- _Exercise details_: Return everything in the climate investing article below from "August 2021." down to "sector is greenwashing.", word for word.

- _Passage shown_:
>> start
Climate action and investing: connecting data with real outcomes
An increasing amount of labels, aspirational targets and a diversity of reporting metrics make it difficult for investors to know how their investments impact the climate. So how do we measure the climate impact of our funds?

August 2021.
In late 2020 The CFA Institute, a global organisation that provides investment professionals with finance education, released a report¹: “The future of sustainability in investment management: from ideas to reality”. It highlighted one of the main factors that can undermine trust in the fast-growing responsible investment sector is greenwashing.
Greenwashing refers to conveying a false impression or providing misleading information or a misleading narrative about how a company and its products are environmentally sound or positive in an ESG context .
The report revealed that 78% of investment practitioners surveyed believe there is a need for improved standards in ESG (Environmental, Social and Governance) investment products to mitigate greenwashing. What does the need for improved standards mean when evaluating climate risk exposures in your investment portfolio or strategy?
According to U Ethical’s Head of Ethics and Impact, Désirée Lucchese, robust and transparent disclosures are critical for investors to help mitigate downside risks and enable a forward outlook. However these disclosures need to be relevant, comparable and verifiable , not misleading.
“We’re committed to using industry-leading external third party ESG data and estimation assumptions to ensure we remain objective in our investment evaluations and reporting,” Lucchese said.
“Carbon and climate risk data are not perfect and are fast evolving but we cannot let perfection be the enemy of the good. The key message here is that robust estimation tools are available and I would be hesitant about fund managers who claim they can do this analysis internally.”
One such area of measurement for ethical and ESG funds relates to carbon emissions to determine what is called a ‘carbon footprint’³. This examines the pollution from sources owned or controlled by a company (typically direct combustion of fuel) and those caused by the generation of electricity (purchased by a company).
>> end
- _Data lines_:
>> start
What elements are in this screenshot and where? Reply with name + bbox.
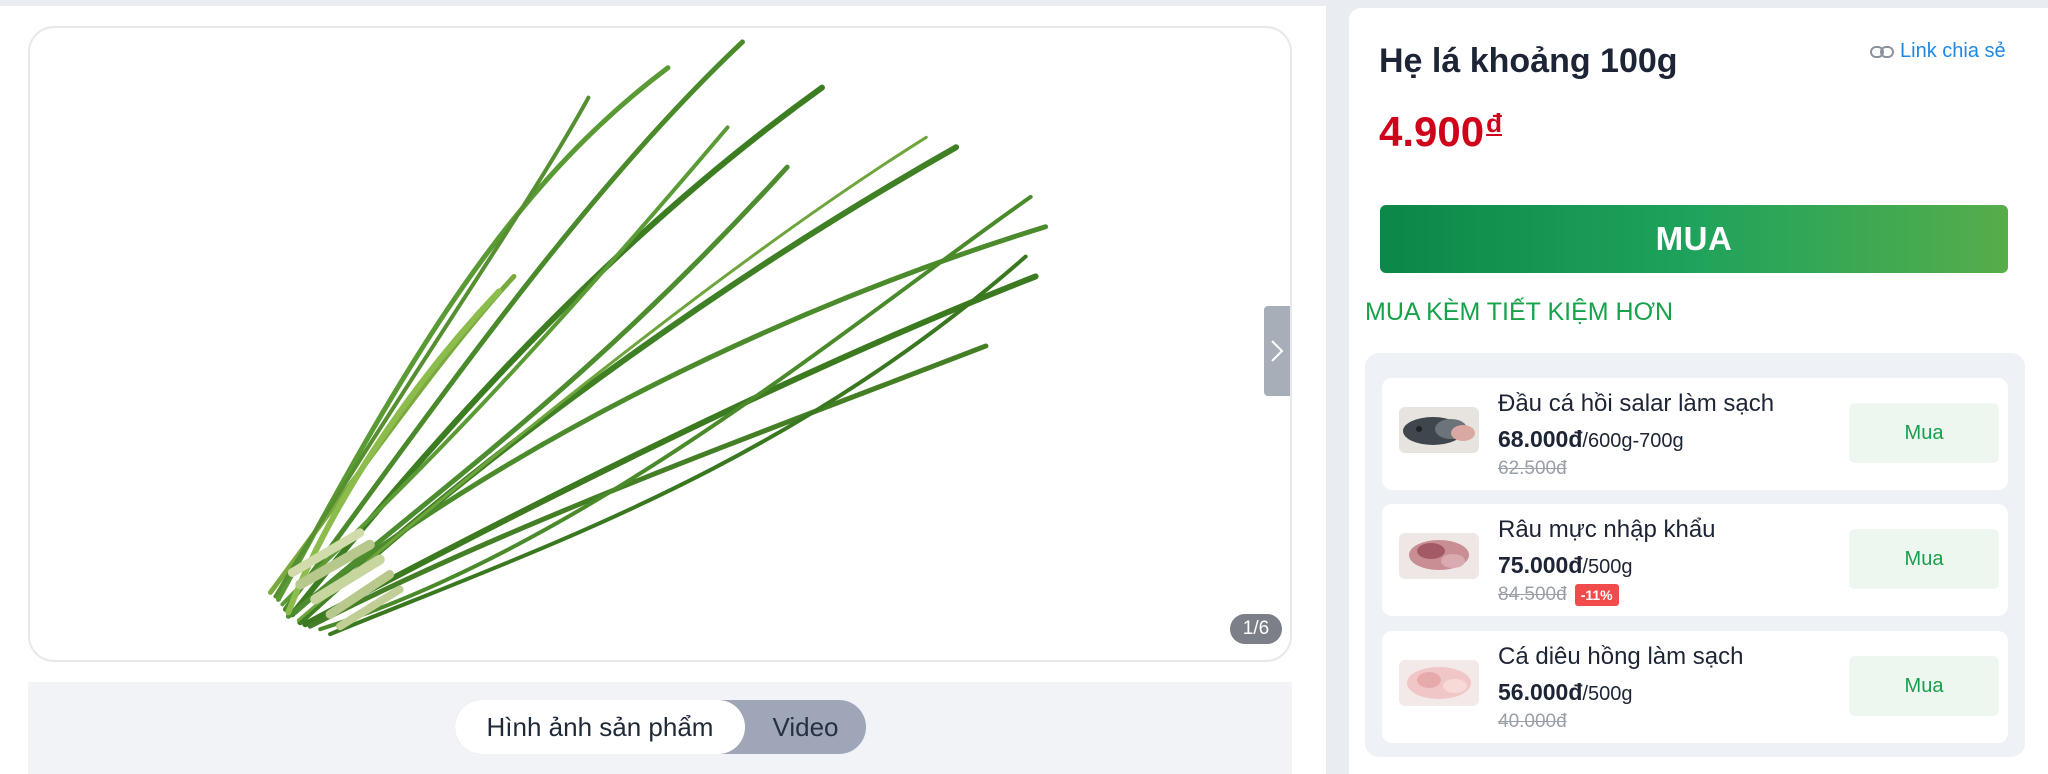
>> end
- _Worked solution_:
August 2021.
In late 2020 The CFA Institute, a global organisation that provides investment professionals with finance education, released a report¹: “The future of sustainability in investment management: from ideas to reality”. It highlighted one of the main factors that can undermine trust in the fast-growing responsible investment sector is greenwashing.